▸ MATERIAL SHOWN
++++
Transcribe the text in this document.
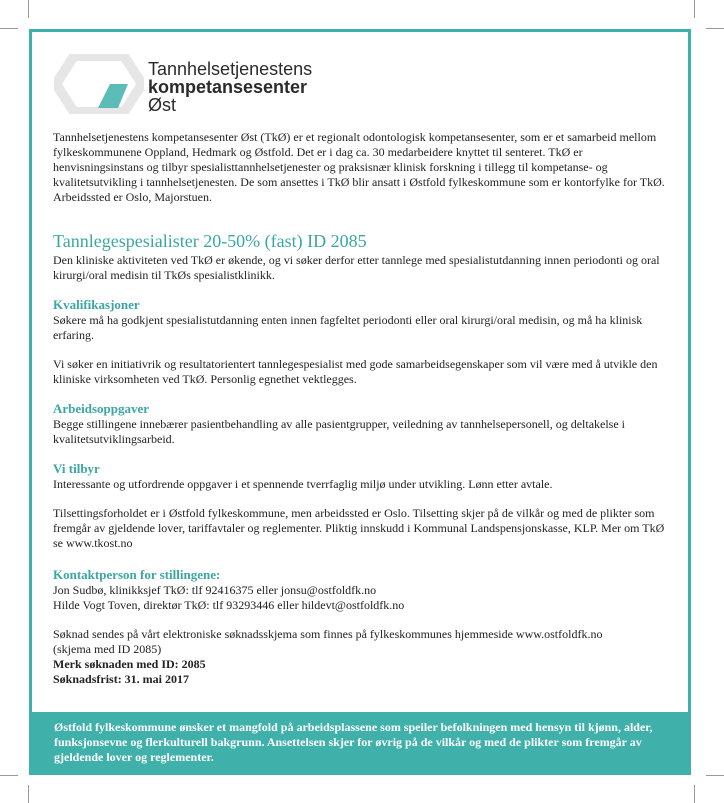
Tannhelsetjenestens
kompetansesenter
Øst

Tannhelsetjenestens kompetansesenter Øst (TkØ) er et regionalt odontologisk kompetansesenter, som er et samarbeid mellom fylkeskommunene Oppland, Hedmark og Østfold. Det er i dag ca. 30 medarbeidere knyttet til senteret. TkØ er henvisningsinstans og tilbyr spesialisttannhelsetjenester og praksisnær klinisk forskning i tillegg til kompetanse- og kvalitetsutvikling i tannhelsetjenesten. De som ansettes i TkØ blir ansatt i Østfold fylkeskommune som er kontorfylke for TkØ. Arbeidssted er Oslo, Majorstuen.

Tannlegespesialister 20-50% (fast) ID 2085

Den kliniske aktiviteten ved TkØ er økende, og vi søker derfor etter tannlege med spesialistutdanning innen periodonti og oral kirurgi/oral medisin til TkØs spesialistklinikk.

Kvalifikasjoner

Søkere må ha godkjent spesialistutdanning enten innen fagfeltet periodonti eller oral kirurgi/oral medisin, og må ha klinisk erfaring.

Vi søker en initiativrik og resultatorientert tannlegespesialist med gode samarbeidsegenskaper som vil være med å utvikle den kliniske virksomheten ved TkØ. Personlig egnethet vektlegges.

Arbeidsoppgaver

Begge stillingene innebærer pasientbehandling av alle pasientgrupper, veiledning av tannhelsepersonell, og deltakelse i kvalitetsutviklingsarbeid.

Vi tilbyr

Interessante og utfordrende oppgaver i et spennende tverrfaglig miljø under utvikling. Lønn etter avtale.

Tilsettingsforholdet er i Østfold fylkeskommune, men arbeidssted er Oslo. Tilsetting skjer på de vilkår og med de plikter som fremgår av gjeldende lover, tariffavtaler og reglementer. Pliktig innskudd i Kommunal Landspensjonskasse, KLP. Mer om TkØ se www.tkost.no

Kontaktperson for stillingene:

Jon Sudbø, klinikksjef TkØ: tlf 92416375 eller jonsu@ostfoldfk.no

Hilde Vogt Toven, direktør TkØ: tlf 93293446 eller hildevt@ostfoldfk.no

Søknad sendes på vårt elektroniske søknadsskjema som finnes på fylkeskommunes hjemmeside www.ostfoldfk.no

(skjema med ID 2085)

Merk søknaden med ID: 2085

Søknadsfrist: 31. mai 2017

Østfold fylkeskommune ønsker et mangfold på arbeidsplassene som speiler befolkningen med hensyn til kjønn, alder, funksjonsevne og flerkulturell bakgrunn. Ansettelsen skjer for øvrig på de vilkår og med de plikter som fremgår av gjeldende lover og reglementer.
++++
Skip the pictures and print each record exactly as it stands.

Transcribe the text in this document.
Tannhelsetjenestens
kompetansesenter
Øst

Tannhelsetjenestens kompetansesenter Øst (TkØ) er et regionalt odontologisk kompetansesenter, som er et samarbeid mellom fylkeskommunene Oppland, Hedmark og Østfold. Det er i dag ca. 30 medarbeidere knyttet til senteret. TkØ er henvisningsinstans og tilbyr spesialisttannhelsetjenester og praksisnær klinisk forskning i tillegg til kompetanse- og kvalitetsutvikling i tannhelsetjenesten. De som ansettes i TkØ blir ansatt i Østfold fylkeskommune som er kontorfylke for TkØ. Arbeidssted er Oslo, Majorstuen.

Tannlegespesialister 20-50% (fast) ID 2085

Den kliniske aktiviteten ved TkØ er økende, og vi søker derfor etter tannlege med spesialistutdanning innen periodonti og oral kirurgi/oral medisin til TkØs spesialistklinikk.

Kvalifikasjoner

Søkere må ha godkjent spesialistutdanning enten innen fagfeltet periodonti eller oral kirurgi/oral medisin, og må ha klinisk erfaring.

Vi søker en initiativrik og resultatorientert tannlegespesialist med gode samarbeidsegenskaper som vil være med å utvikle den kliniske virksomheten ved TkØ. Personlig egnethet vektlegges.

Arbeidsoppgaver

Begge stillingene innebærer pasientbehandling av alle pasientgrupper, veiledning av tannhelsepersonell, og deltakelse i kvalitetsutviklingsarbeid.

Vi tilbyr

Interessante og utfordrende oppgaver i et spennende tverrfaglig miljø under utvikling. Lønn etter avtale.

Tilsettingsforholdet er i Østfold fylkeskommune, men arbeidssted er Oslo. Tilsetting skjer på de vilkår og med de plikter som fremgår av gjeldende lover, tariffavtaler og reglementer. Pliktig innskudd i Kommunal Landspensjonskasse, KLP. Mer om TkØ se www.tkost.no

Kontaktperson for stillingene:

Jon Sudbø, klinikksjef TkØ: tlf 92416375 eller jonsu@ostfoldfk.no

Hilde Vogt Toven, direktør TkØ: tlf 93293446 eller hildevt@ostfoldfk.no

Søknad sendes på vårt elektroniske søknadsskjema som finnes på fylkeskommunes hjemmeside www.ostfoldfk.no

(skjema med ID 2085)

Merk søknaden med ID: 2085

Søknadsfrist: 31. mai 2017

Østfold fylkeskommune ønsker et mangfold på arbeidsplassene som speiler befolkningen med hensyn til kjønn, alder, funksjonsevne og flerkulturell bakgrunn. Ansettelsen skjer for øvrig på de vilkår og med de plikter som fremgår av gjeldende lover og reglementer.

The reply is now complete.